>>
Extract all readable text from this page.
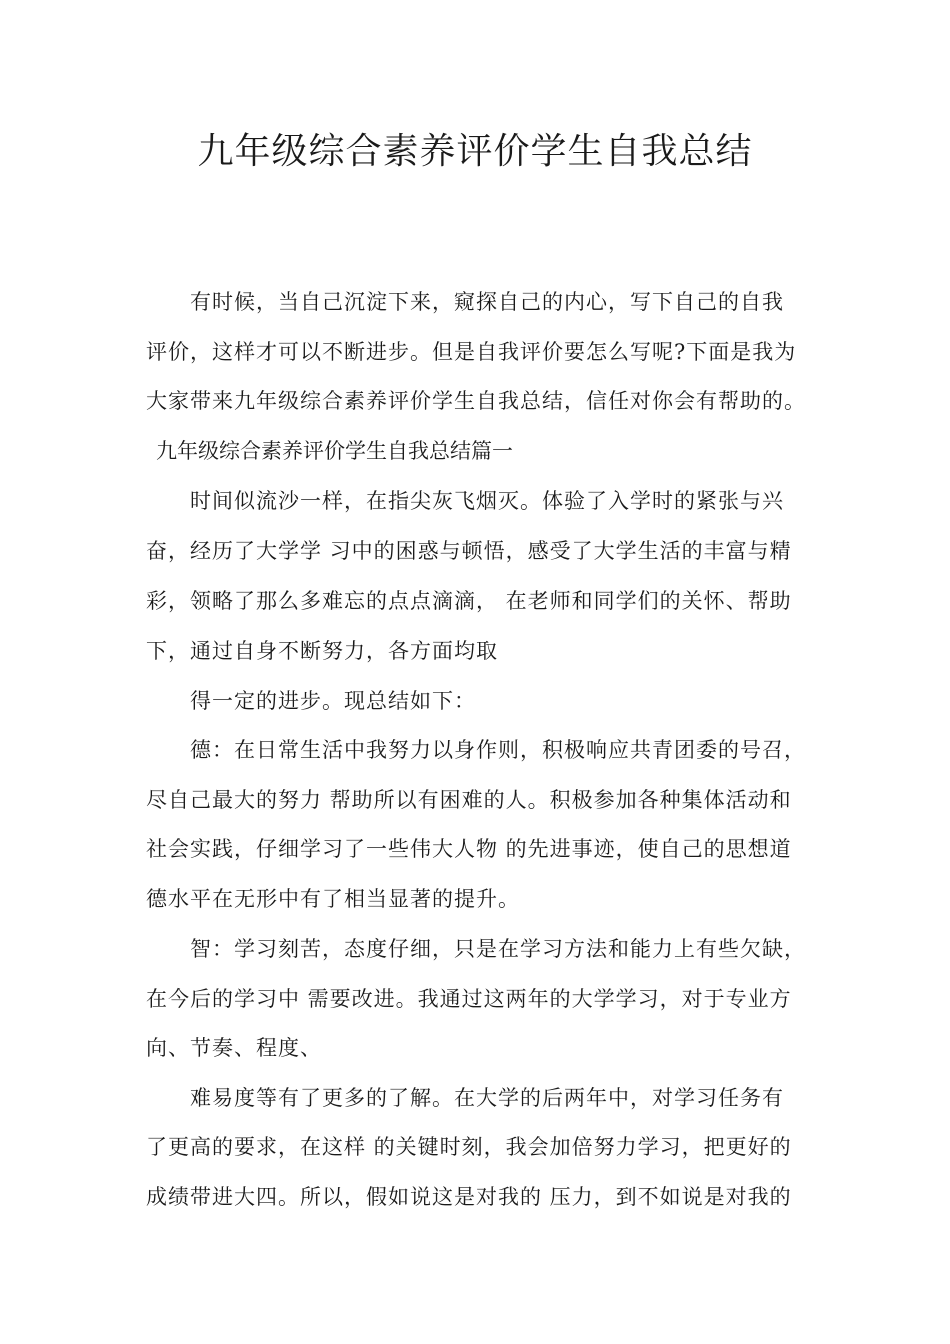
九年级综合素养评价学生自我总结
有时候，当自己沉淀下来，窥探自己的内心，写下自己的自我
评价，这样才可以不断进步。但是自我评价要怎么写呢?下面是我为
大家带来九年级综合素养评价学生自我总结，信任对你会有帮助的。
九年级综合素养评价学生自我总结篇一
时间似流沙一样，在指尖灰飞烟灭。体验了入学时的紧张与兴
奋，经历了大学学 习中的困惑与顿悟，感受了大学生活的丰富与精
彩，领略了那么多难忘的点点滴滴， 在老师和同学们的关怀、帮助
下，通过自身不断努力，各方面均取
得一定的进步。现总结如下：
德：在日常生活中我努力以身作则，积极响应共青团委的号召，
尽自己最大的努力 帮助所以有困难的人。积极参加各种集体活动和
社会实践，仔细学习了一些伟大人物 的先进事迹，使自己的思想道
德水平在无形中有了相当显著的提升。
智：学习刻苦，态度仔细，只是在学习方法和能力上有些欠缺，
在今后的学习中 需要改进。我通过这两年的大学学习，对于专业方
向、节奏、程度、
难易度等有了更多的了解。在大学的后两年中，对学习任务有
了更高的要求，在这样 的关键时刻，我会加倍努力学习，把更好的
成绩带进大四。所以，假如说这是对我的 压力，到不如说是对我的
<<
>>
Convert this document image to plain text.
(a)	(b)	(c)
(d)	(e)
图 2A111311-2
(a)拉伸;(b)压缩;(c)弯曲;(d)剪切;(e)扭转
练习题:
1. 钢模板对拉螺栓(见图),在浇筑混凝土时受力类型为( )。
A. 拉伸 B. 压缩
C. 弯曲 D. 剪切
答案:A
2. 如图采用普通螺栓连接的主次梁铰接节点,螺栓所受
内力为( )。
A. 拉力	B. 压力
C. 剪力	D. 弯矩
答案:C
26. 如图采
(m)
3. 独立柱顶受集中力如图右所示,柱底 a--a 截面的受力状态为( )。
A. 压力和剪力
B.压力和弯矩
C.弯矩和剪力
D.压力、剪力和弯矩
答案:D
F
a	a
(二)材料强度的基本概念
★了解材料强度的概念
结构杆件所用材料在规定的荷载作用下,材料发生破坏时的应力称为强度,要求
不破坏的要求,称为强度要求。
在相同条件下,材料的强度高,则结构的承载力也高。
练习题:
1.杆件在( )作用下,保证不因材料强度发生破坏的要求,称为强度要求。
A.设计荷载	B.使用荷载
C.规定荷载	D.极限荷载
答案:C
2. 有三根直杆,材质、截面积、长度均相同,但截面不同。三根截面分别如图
<<
◆ **WHAT TO PRODUCE**
Exactly how many lines in the data above contain the word "text"? Respond with the number and nothing more.

◆ **RESULT BELOW**
2